----- TASK INPUT -----

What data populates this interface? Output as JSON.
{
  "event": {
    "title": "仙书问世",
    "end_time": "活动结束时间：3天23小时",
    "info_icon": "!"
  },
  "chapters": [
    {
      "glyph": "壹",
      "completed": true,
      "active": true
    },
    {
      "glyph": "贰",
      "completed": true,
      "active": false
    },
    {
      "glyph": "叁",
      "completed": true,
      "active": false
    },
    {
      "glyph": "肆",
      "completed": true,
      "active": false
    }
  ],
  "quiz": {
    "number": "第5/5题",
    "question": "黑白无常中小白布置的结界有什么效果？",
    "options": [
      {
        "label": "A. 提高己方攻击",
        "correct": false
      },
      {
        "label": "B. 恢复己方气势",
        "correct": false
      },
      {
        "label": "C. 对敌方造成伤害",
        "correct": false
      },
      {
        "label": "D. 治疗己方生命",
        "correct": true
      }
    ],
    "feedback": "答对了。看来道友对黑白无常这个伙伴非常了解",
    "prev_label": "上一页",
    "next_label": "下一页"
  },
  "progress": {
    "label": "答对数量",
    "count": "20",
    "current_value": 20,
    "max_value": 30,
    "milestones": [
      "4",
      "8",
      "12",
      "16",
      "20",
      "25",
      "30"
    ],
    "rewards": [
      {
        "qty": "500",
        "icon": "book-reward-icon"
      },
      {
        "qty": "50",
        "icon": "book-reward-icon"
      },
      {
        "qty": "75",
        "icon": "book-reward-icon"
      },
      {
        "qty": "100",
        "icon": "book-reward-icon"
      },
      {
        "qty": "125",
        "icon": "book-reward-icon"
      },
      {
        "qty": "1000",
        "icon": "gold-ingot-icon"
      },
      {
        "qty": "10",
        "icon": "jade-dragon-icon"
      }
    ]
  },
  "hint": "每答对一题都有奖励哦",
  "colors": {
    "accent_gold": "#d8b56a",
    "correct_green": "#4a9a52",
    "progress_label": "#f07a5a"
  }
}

-----
----- TASK INPUT -----

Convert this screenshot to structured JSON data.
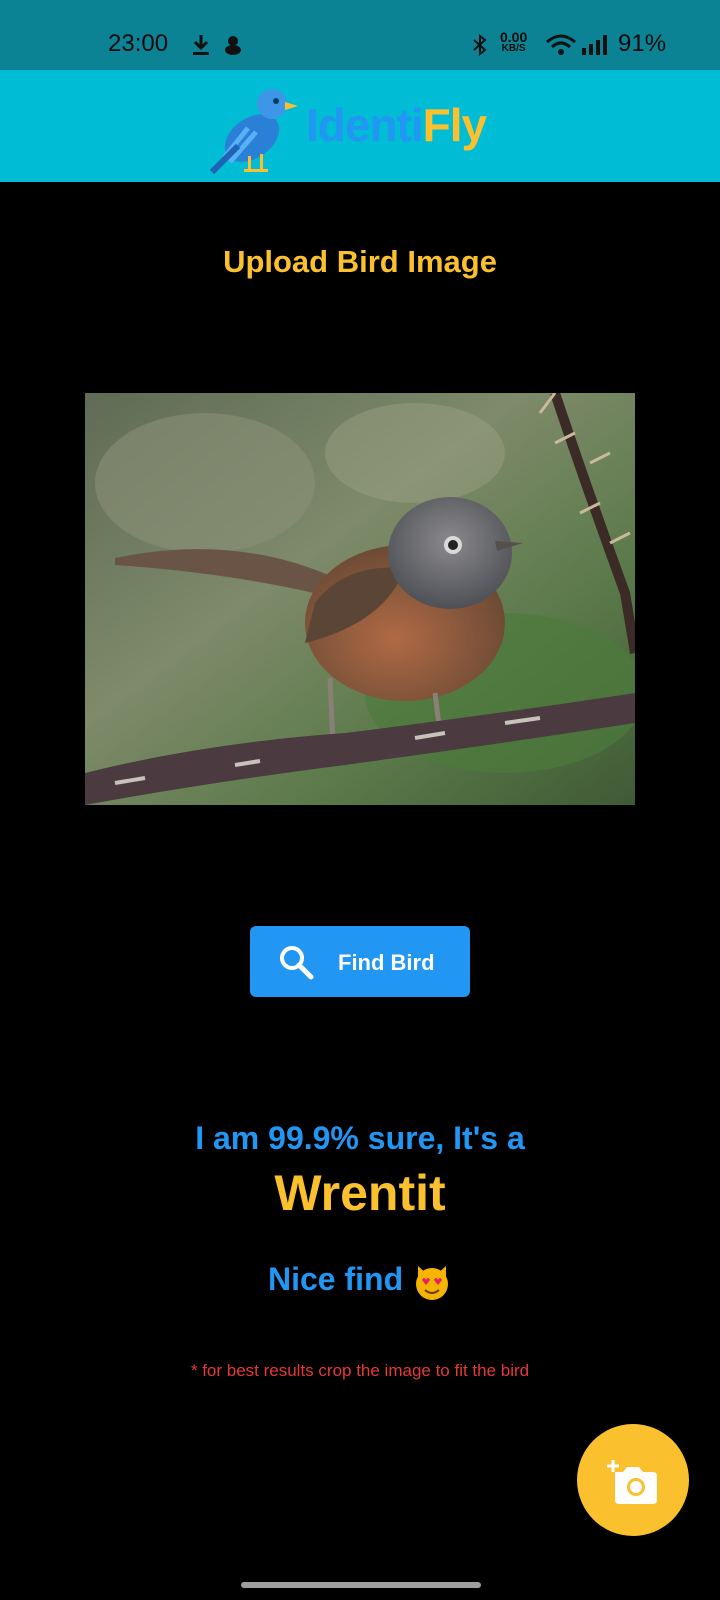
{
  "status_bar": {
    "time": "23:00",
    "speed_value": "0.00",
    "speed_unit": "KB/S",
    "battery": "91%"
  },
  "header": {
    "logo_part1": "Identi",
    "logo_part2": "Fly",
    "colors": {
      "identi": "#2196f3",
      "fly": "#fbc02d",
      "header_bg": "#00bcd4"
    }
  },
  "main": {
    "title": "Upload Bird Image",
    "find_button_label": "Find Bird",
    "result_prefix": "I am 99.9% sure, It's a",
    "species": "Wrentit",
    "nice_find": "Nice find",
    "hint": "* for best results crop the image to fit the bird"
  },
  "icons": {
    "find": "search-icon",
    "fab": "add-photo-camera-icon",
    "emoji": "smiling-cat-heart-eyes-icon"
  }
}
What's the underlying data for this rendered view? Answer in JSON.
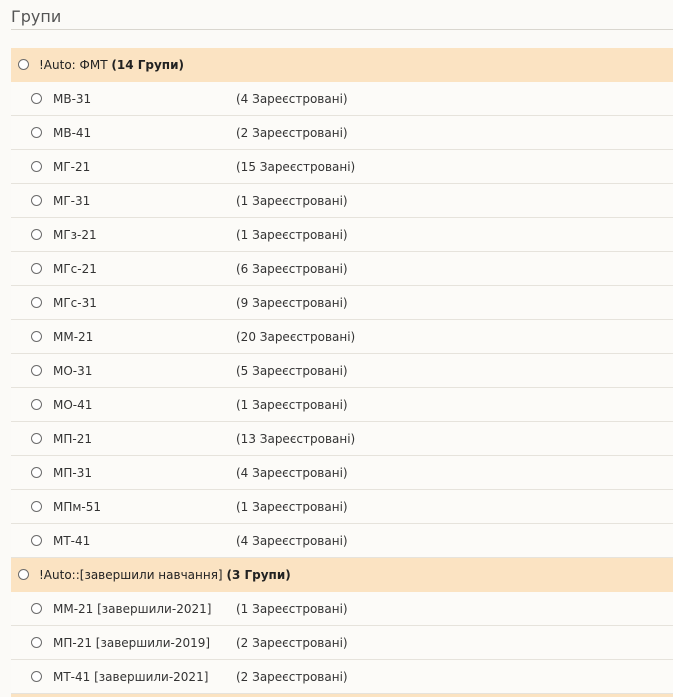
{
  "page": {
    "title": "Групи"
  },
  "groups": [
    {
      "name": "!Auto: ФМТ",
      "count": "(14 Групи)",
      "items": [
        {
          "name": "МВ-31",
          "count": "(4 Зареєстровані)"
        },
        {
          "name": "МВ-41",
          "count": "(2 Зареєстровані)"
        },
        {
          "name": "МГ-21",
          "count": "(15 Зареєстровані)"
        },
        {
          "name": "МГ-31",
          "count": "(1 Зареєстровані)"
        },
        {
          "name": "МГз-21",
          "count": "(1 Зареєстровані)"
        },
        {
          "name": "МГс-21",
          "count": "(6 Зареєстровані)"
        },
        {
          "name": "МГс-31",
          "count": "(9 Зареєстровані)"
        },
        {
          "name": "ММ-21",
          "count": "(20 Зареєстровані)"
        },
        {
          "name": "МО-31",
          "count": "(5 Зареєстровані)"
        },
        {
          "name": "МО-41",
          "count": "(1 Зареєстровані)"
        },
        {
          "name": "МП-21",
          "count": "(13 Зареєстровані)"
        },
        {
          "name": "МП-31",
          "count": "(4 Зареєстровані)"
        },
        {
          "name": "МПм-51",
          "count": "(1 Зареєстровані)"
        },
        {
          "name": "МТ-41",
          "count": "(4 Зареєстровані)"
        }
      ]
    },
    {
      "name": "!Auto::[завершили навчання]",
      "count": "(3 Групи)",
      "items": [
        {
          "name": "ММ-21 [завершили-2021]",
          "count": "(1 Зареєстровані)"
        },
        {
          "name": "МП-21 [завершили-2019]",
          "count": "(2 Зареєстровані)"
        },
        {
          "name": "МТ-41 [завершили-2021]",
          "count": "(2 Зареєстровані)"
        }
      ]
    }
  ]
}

-----

PROBLEM DESCRIPTION » Pull out and copy each line containing the string "data".

FINISHED TASK »
What data populates this interface? Output as JSON.
Convert this screenshot to structured JSON data.
What's the underlying data for this rendered view? Answer in JSON.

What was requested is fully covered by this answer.